Objective ::
Quote the records that follow in full and exactly; leave out the pictures.

Data shown ::
===============

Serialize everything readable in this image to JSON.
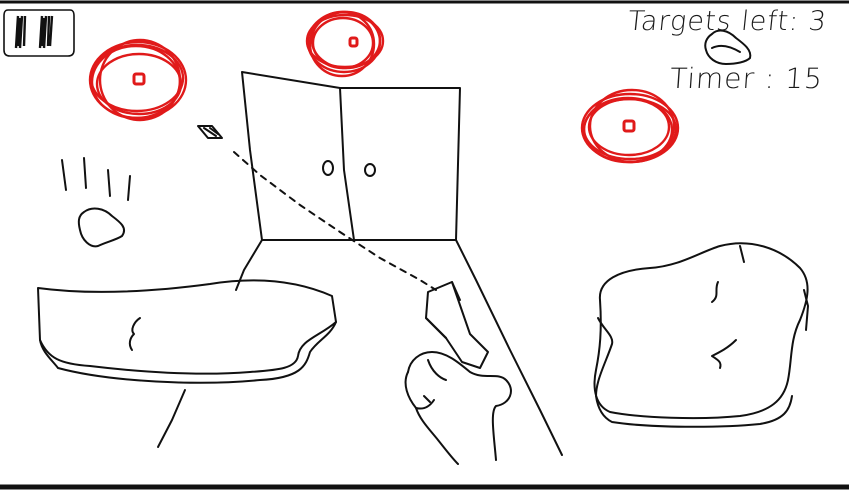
{
  "hud": {
    "targets_label": "Targets left",
    "targets_value": "3",
    "timer_label": "Timer",
    "timer_value": "15"
  },
  "targets": [
    {
      "id": "target-left"
    },
    {
      "id": "target-center"
    },
    {
      "id": "target-right"
    }
  ],
  "icons": {
    "pause": "pause-icon",
    "crosshair": "target-icon",
    "gun": "gun-icon",
    "hand": "hand-icon"
  },
  "colors": {
    "target_red": "#e01a1a",
    "ink": "#111111",
    "background": "#ffffff"
  }
}
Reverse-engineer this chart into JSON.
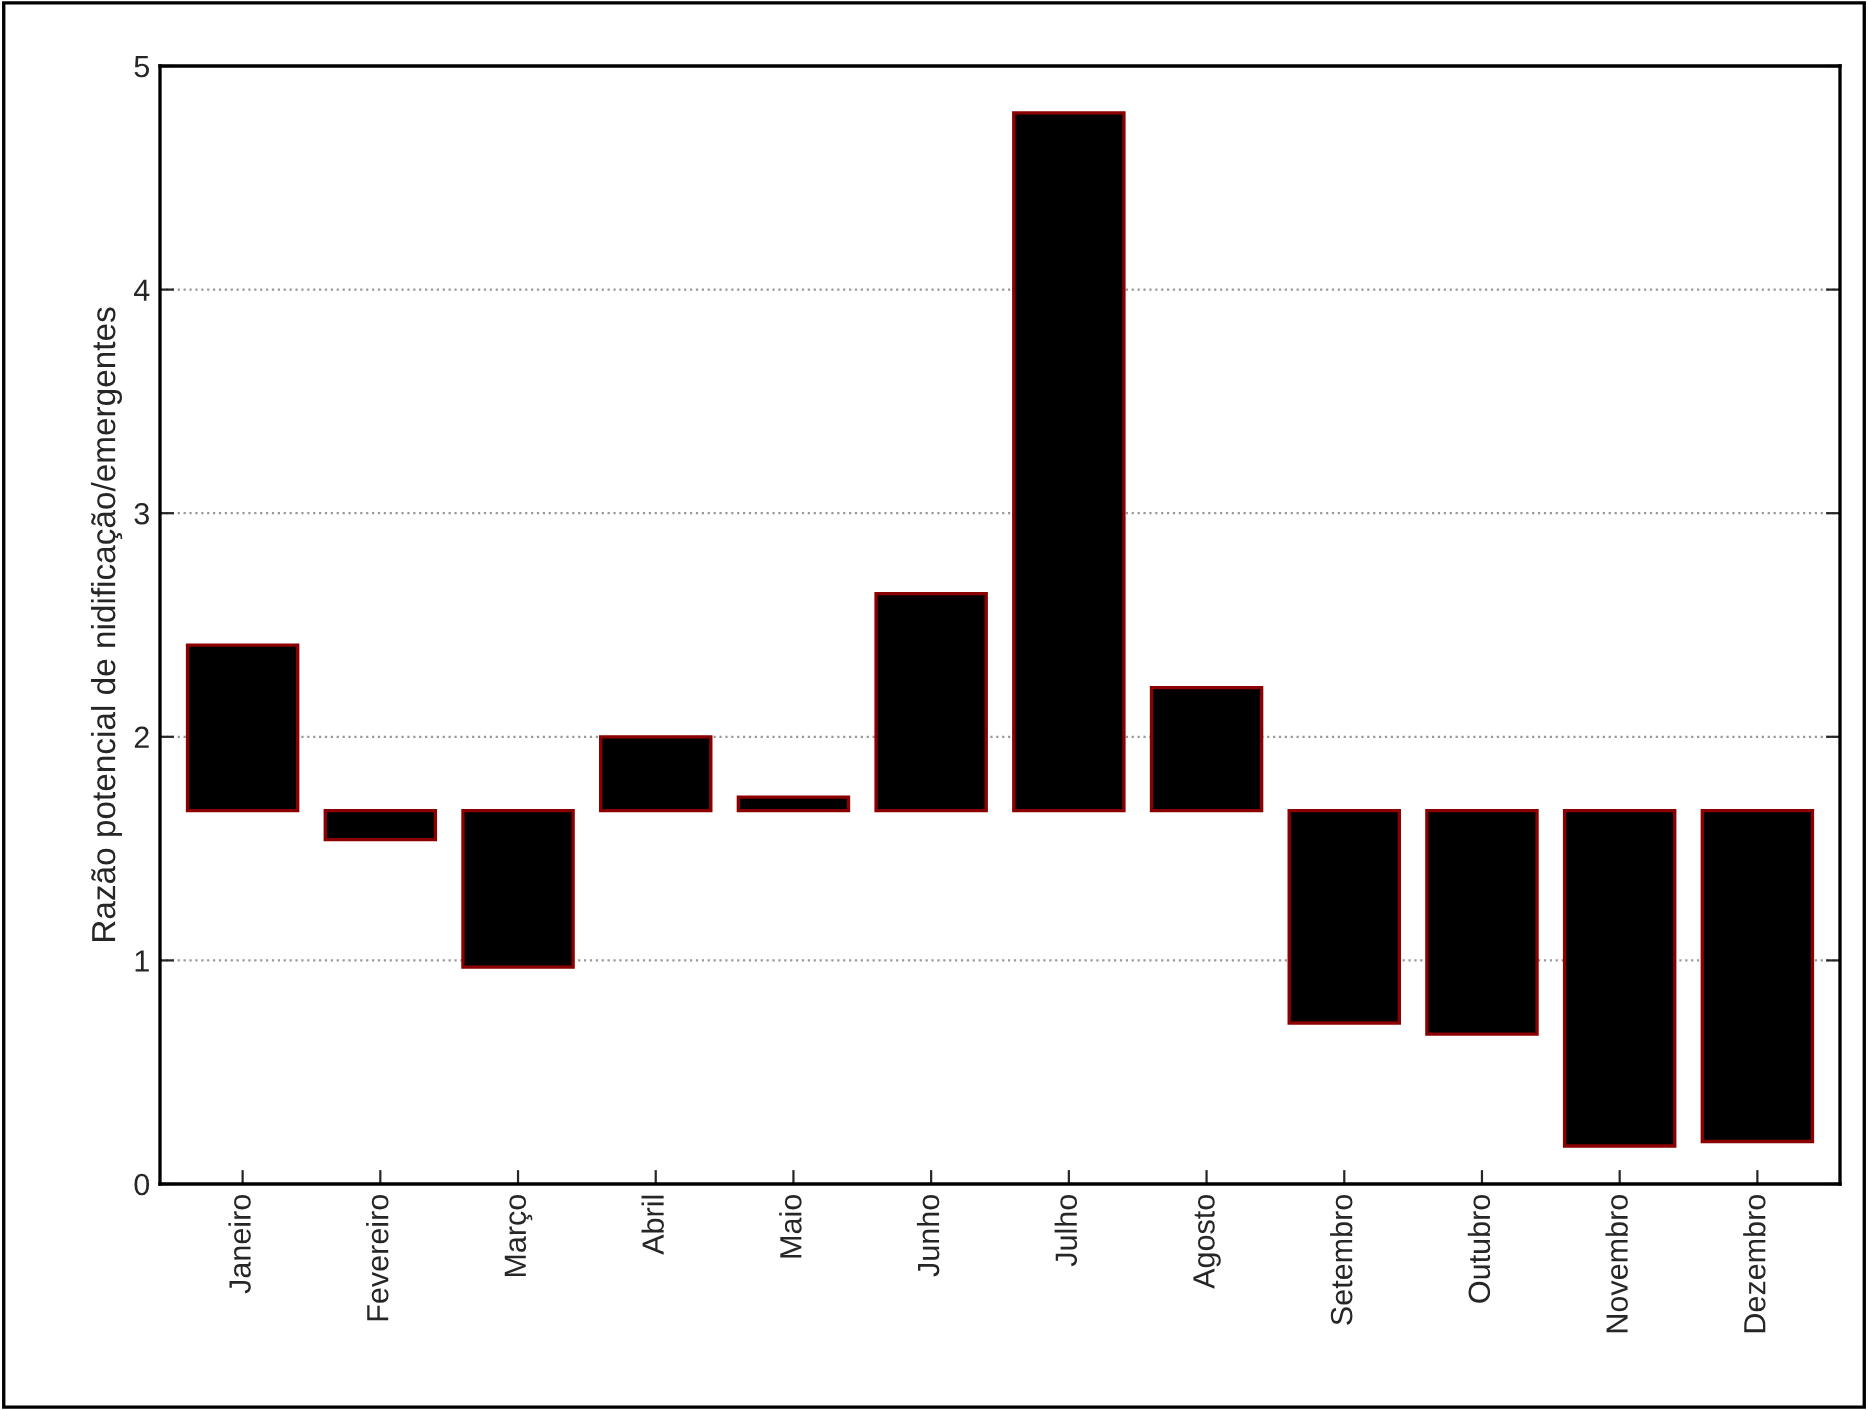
{
  "chart_data": {
    "type": "bar",
    "ylabel": "Razão potencial de nidificação/emergentes",
    "categories": [
      "Janeiro",
      "Fevereiro",
      "Março",
      "Abril",
      "Maio",
      "Junho",
      "Julho",
      "Agosto",
      "Setembro",
      "Outubro",
      "Novembro",
      "Dezembro"
    ],
    "base": [
      1.67,
      1.67,
      1.67,
      1.67,
      1.67,
      1.67,
      1.67,
      1.67,
      1.67,
      1.67,
      1.67,
      1.67
    ],
    "values": [
      0.74,
      -0.13,
      -0.7,
      0.33,
      0.06,
      0.97,
      3.12,
      0.55,
      -0.95,
      -1.0,
      -1.5,
      -1.48
    ],
    "color": "#000000",
    "ylim": [
      0,
      5
    ],
    "yticks": [
      0,
      1,
      2,
      3,
      4,
      5
    ],
    "grid": "y",
    "legend": false
  }
}
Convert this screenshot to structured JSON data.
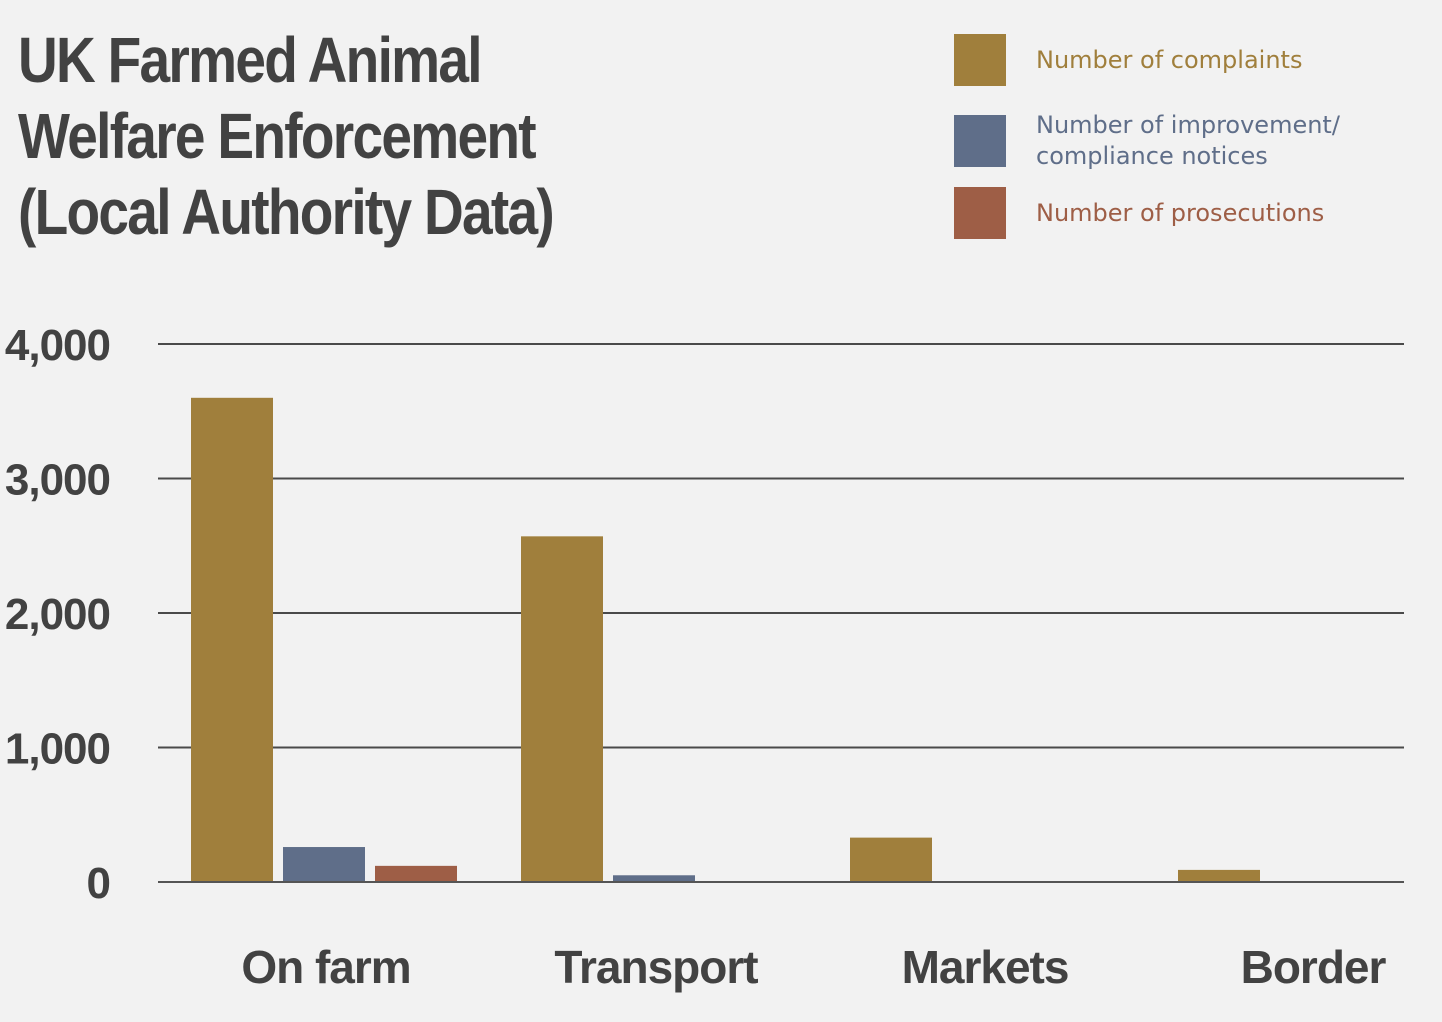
{
  "chart_data": {
    "type": "bar",
    "title": "UK Farmed Animal Welfare Enforcement (Local Authority Data)",
    "title_lines": [
      "UK Farmed Animal",
      "Welfare Enforcement",
      "(Local Authority Data)"
    ],
    "categories": [
      "On farm",
      "Transport",
      "Markets",
      "Border"
    ],
    "series": [
      {
        "name": "Number of complaints",
        "color": "#a07f3c",
        "values": [
          3600,
          2570,
          330,
          90
        ]
      },
      {
        "name": "Number of improvement/ compliance notices",
        "name_lines": [
          "Number of improvement/",
          "compliance notices"
        ],
        "color": "#5f6e89",
        "values": [
          260,
          50,
          0,
          0
        ]
      },
      {
        "name": "Number of prosecutions",
        "color": "#9e5e46",
        "values": [
          120,
          0,
          0,
          0
        ]
      }
    ],
    "ylim": [
      0,
      4000
    ],
    "yticks": [
      0,
      1000,
      2000,
      3000,
      4000
    ],
    "ytick_labels": [
      "0",
      "1,000",
      "2,000",
      "3,000",
      "4,000"
    ],
    "xlabel": "",
    "ylabel": "",
    "grid": true,
    "legend_position": "top-right"
  }
}
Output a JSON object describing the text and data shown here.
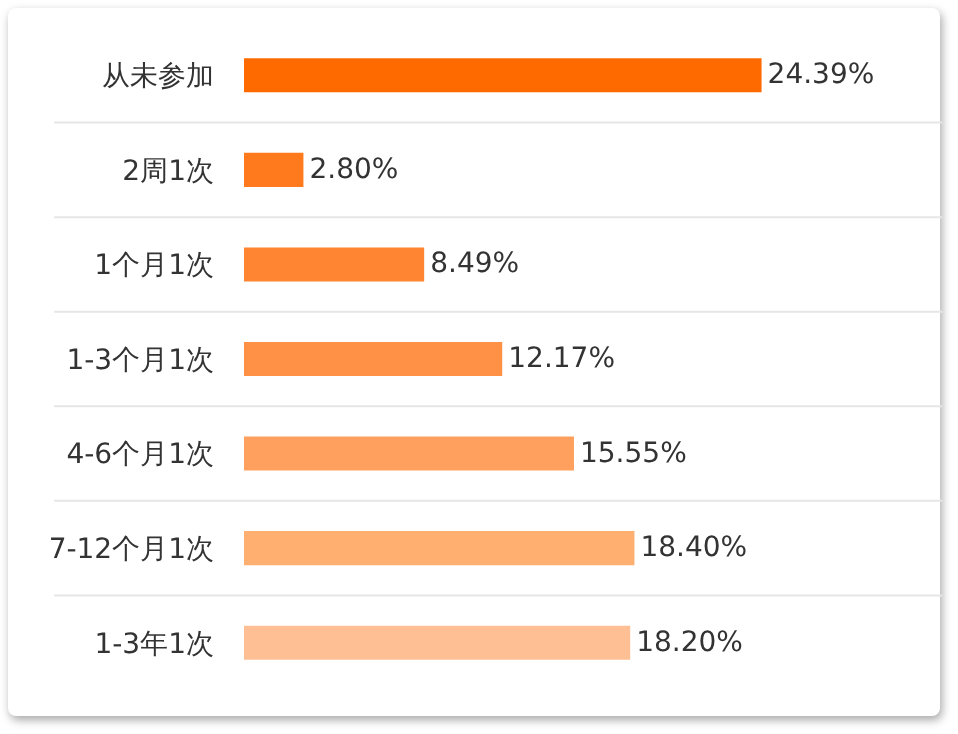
{
  "chart_data": {
    "type": "bar",
    "orientation": "horizontal",
    "tick_labels": "y",
    "data_labels": true,
    "categories": [
      "从未参加",
      "2周1次",
      "1个月1次",
      "1-3个月1次",
      "4-6个月1次",
      "7-12个月1次",
      "1-3年1次"
    ],
    "values": [
      24.39,
      2.8,
      8.49,
      12.17,
      15.55,
      18.4,
      18.2
    ],
    "value_labels": [
      "24.39%",
      "2.80%",
      "8.49%",
      "12.17%",
      "15.55%",
      "18.40%",
      "18.20%"
    ],
    "colors": [
      "#ff6a00",
      "#ff7a1c",
      "#ff8533",
      "#ff9147",
      "#ffa05e",
      "#ffb070",
      "#ffbf94"
    ]
  }
}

===============

Reply to the exercise ::
Serialize everything readable in this image to JSON.
{
  "hud": {
    "targets_label": "Targets left",
    "targets_value": "3",
    "timer_label": "Timer",
    "timer_value": "15"
  },
  "targets": [
    {
      "id": "target-left"
    },
    {
      "id": "target-center"
    },
    {
      "id": "target-right"
    }
  ],
  "icons": {
    "pause": "pause-icon",
    "crosshair": "target-icon",
    "gun": "gun-icon",
    "hand": "hand-icon"
  },
  "colors": {
    "target_red": "#e01a1a",
    "ink": "#111111",
    "background": "#ffffff"
  }
}
Reverse-engineer this chart into JSON.
{
  "chart_data": {
    "type": "bar",
    "ylabel": "Razão potencial de nidificação/emergentes",
    "categories": [
      "Janeiro",
      "Fevereiro",
      "Março",
      "Abril",
      "Maio",
      "Junho",
      "Julho",
      "Agosto",
      "Setembro",
      "Outubro",
      "Novembro",
      "Dezembro"
    ],
    "base": [
      1.67,
      1.67,
      1.67,
      1.67,
      1.67,
      1.67,
      1.67,
      1.67,
      1.67,
      1.67,
      1.67,
      1.67
    ],
    "values": [
      0.74,
      -0.13,
      -0.7,
      0.33,
      0.06,
      0.97,
      3.12,
      0.55,
      -0.95,
      -1.0,
      -1.5,
      -1.48
    ],
    "color": "#000000",
    "ylim": [
      0,
      5
    ],
    "yticks": [
      0,
      1,
      2,
      3,
      4,
      5
    ],
    "grid": "y",
    "legend": false
  }
}
Convert this screenshot to structured JSON data.
{
  "chart_data": {
    "type": "bar",
    "title": "UK Farmed Animal Welfare Enforcement (Local Authority Data)",
    "title_lines": [
      "UK Farmed Animal",
      "Welfare Enforcement",
      "(Local Authority Data)"
    ],
    "categories": [
      "On farm",
      "Transport",
      "Markets",
      "Border"
    ],
    "series": [
      {
        "name": "Number of complaints",
        "color": "#a07f3c",
        "values": [
          3600,
          2570,
          330,
          90
        ]
      },
      {
        "name": "Number of improvement/ compliance notices",
        "name_lines": [
          "Number of improvement/",
          "compliance notices"
        ],
        "color": "#5f6e89",
        "values": [
          260,
          50,
          0,
          0
        ]
      },
      {
        "name": "Number of prosecutions",
        "color": "#9e5e46",
        "values": [
          120,
          0,
          0,
          0
        ]
      }
    ],
    "ylim": [
      0,
      4000
    ],
    "yticks": [
      0,
      1000,
      2000,
      3000,
      4000
    ],
    "ytick_labels": [
      "0",
      "1,000",
      "2,000",
      "3,000",
      "4,000"
    ],
    "xlabel": "",
    "ylabel": "",
    "grid": true,
    "legend_position": "top-right"
  }
}
Output a JSON object describing the text and data shown here.
{
  "chart_data": {
    "type": "bar",
    "orientation": "horizontal",
    "tick_labels": "y",
    "data_labels": true,
    "categories": [
      "从未参加",
      "2周1次",
      "1个月1次",
      "1-3个月1次",
      "4-6个月1次",
      "7-12个月1次",
      "1-3年1次"
    ],
    "values": [
      24.39,
      2.8,
      8.49,
      12.17,
      15.55,
      18.4,
      18.2
    ],
    "value_labels": [
      "24.39%",
      "2.80%",
      "8.49%",
      "12.17%",
      "15.55%",
      "18.40%",
      "18.20%"
    ],
    "colors": [
      "#ff6a00",
      "#ff7a1c",
      "#ff8533",
      "#ff9147",
      "#ffa05e",
      "#ffb070",
      "#ffbf94"
    ]
  }
}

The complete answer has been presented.